• [WHAT THE TASK REQUIRES] Every entry below must appear again, exactly as written.

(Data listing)
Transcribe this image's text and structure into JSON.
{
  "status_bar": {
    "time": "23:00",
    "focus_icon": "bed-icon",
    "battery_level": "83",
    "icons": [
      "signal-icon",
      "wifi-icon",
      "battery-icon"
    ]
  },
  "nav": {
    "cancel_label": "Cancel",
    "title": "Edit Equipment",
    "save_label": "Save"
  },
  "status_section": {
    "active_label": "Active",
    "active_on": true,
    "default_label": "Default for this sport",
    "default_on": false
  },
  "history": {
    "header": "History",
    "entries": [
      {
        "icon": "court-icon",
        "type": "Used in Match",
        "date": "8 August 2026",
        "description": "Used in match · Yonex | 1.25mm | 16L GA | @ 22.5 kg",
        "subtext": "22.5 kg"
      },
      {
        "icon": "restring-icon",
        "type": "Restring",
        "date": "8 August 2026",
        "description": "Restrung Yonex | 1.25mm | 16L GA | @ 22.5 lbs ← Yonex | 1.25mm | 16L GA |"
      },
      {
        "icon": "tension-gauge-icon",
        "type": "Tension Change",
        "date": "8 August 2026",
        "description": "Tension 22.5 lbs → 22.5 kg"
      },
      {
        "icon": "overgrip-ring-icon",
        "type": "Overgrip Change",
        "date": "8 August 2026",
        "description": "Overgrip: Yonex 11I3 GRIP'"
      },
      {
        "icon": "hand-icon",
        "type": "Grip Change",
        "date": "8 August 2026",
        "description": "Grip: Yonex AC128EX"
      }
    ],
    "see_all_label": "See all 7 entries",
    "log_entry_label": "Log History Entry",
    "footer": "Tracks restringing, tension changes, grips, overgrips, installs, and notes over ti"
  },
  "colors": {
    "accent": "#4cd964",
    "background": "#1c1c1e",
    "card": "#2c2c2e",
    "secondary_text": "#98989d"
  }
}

• [TASK SOLUTION]
Transcribe this image's text and structure into JSON.
{
  "status_bar": {
    "time": "23:00",
    "focus_icon": "bed-icon",
    "battery_level": "83",
    "icons": [
      "signal-icon",
      "wifi-icon",
      "battery-icon"
    ]
  },
  "nav": {
    "cancel_label": "Cancel",
    "title": "Edit Equipment",
    "save_label": "Save"
  },
  "status_section": {
    "active_label": "Active",
    "active_on": true,
    "default_label": "Default for this sport",
    "default_on": false
  },
  "history": {
    "header": "History",
    "entries": [
      {
        "icon": "court-icon",
        "type": "Used in Match",
        "date": "8 August 2026",
        "description": "Used in match · Yonex | 1.25mm | 16L GA | @ 22.5 kg",
        "subtext": "22.5 kg"
      },
      {
        "icon": "restring-icon",
        "type": "Restring",
        "date": "8 August 2026",
        "description": "Restrung Yonex | 1.25mm | 16L GA | @ 22.5 lbs ← Yonex | 1.25mm | 16L GA |"
      },
      {
        "icon": "tension-gauge-icon",
        "type": "Tension Change",
        "date": "8 August 2026",
        "description": "Tension 22.5 lbs → 22.5 kg"
      },
      {
        "icon": "overgrip-ring-icon",
        "type": "Overgrip Change",
        "date": "8 August 2026",
        "description": "Overgrip: Yonex 11I3 GRIP'"
      },
      {
        "icon": "hand-icon",
        "type": "Grip Change",
        "date": "8 August 2026",
        "description": "Grip: Yonex AC128EX"
      }
    ],
    "see_all_label": "See all 7 entries",
    "log_entry_label": "Log History Entry",
    "footer": "Tracks restringing, tension changes, grips, overgrips, installs, and notes over ti"
  },
  "colors": {
    "accent": "#4cd964",
    "background": "#1c1c1e",
    "card": "#2c2c2e",
    "secondary_text": "#98989d"
  }
}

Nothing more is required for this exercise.